> GOAL OF THE EXERCISE
From the entries below, copy every line that holds the word "without".

— BEGIN SOURCE DATA —

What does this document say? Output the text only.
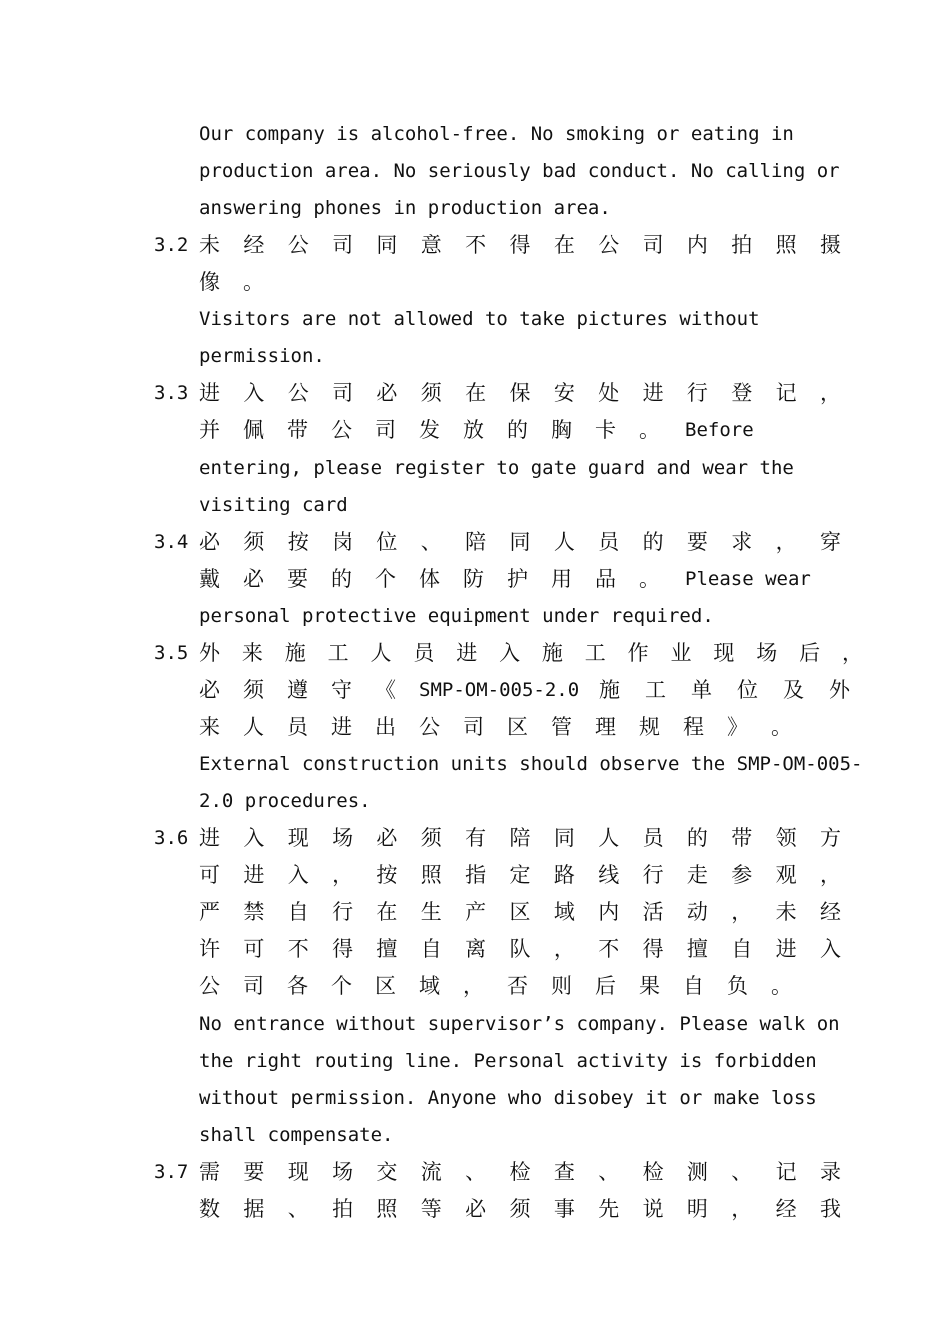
Our company is alcohol-free. No smoking or eating in
production area. No seriously bad conduct. No calling or
answering phones in production area.
3.2 未 经 公 司 同 意 不 得 在 公 司 内 拍 照 摄
像 。
Visitors are not allowed to take pictures without
permission.
3.3 进 入 公 司 必 须 在 保 安 处 进 行 登 记 ，
并 佩 带 公 司 发 放 的 胸 卡 。 Before
entering, please register to gate guard and wear the
visiting card
3.4 必 须 按 岗 位 、 陪 同 人 员 的 要 求 ， 穿
戴 必 要 的 个 体 防 护 用 品 。 Please wear
personal protective equipment under required.
3.5 外 来 施 工 人 员 进 入 施 工 作 业 现 场 后 ，
必 须 遵 守 《 SMP-OM-005-2.0 施 工 单 位 及 外
来 人 员 进 出 公 司 区 管 理 规 程 》 。
External construction units should observe the SMP-OM-005-
2.0 procedures.
3.6 进 入 现 场 必 须 有 陪 同 人 员 的 带 领 方
可 进 入 ， 按 照 指 定 路 线 行 走 参 观 ，
严 禁 自 行 在 生 产 区 域 内 活 动 ， 未 经
许 可 不 得 擅 自 离 队 ， 不 得 擅 自 进 入
公 司 各 个 区 域 ， 否 则 后 果 自 负 。
No entrance without supervisor’s company. Please walk on
the right routing line. Personal activity is forbidden
without permission. Anyone who disobey it or make loss
shall compensate.
3.7 需 要 现 场 交 流 、 检 查 、 检 测 、 记 录
数 据 、 拍 照 等 必 须 事 先 说 明 ， 经 我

— END SOURCE DATA —

> ANSWER IN FULL
Visitors are not allowed to take pictures without
No entrance without supervisor’s company. Please walk on
without permission. Anyone who disobey it or make loss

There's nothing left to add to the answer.